Among the entries below, find the lines with "Buenas" and copy them.

----------------

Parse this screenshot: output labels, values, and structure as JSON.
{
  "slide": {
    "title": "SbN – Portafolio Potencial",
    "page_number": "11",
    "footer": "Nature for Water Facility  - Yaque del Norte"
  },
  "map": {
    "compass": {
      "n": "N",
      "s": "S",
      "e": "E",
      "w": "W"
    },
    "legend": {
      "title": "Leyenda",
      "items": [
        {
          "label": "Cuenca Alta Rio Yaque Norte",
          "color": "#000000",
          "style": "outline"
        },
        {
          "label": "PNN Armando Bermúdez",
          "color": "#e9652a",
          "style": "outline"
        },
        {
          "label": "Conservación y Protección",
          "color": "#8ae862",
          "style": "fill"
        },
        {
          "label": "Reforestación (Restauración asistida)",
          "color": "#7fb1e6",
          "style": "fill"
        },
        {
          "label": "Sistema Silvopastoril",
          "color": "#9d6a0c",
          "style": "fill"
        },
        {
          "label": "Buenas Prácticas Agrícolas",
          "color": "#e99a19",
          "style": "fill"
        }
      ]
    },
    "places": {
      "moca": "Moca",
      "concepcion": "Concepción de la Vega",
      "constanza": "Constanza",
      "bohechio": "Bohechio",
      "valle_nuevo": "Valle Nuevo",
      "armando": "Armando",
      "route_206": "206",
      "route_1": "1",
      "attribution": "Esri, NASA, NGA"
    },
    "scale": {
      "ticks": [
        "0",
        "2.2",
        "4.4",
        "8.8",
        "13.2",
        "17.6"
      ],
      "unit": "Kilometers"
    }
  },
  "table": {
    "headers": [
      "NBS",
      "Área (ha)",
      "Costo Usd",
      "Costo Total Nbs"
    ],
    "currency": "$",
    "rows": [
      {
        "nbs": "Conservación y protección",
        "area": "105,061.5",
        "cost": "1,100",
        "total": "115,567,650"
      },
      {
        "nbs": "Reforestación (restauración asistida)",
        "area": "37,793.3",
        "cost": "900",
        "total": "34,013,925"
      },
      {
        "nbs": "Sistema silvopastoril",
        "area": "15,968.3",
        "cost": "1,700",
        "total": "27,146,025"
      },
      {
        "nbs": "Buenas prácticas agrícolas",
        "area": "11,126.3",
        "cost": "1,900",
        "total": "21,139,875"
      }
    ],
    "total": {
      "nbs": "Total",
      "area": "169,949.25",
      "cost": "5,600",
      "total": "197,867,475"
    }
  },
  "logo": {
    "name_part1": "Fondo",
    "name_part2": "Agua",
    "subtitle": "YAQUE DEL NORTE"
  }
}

----------------

THE COMPLETED TASK:
          "label": "Buenas Prácticas Agrícolas",
        "nbs": "Buenas prácticas agrícolas",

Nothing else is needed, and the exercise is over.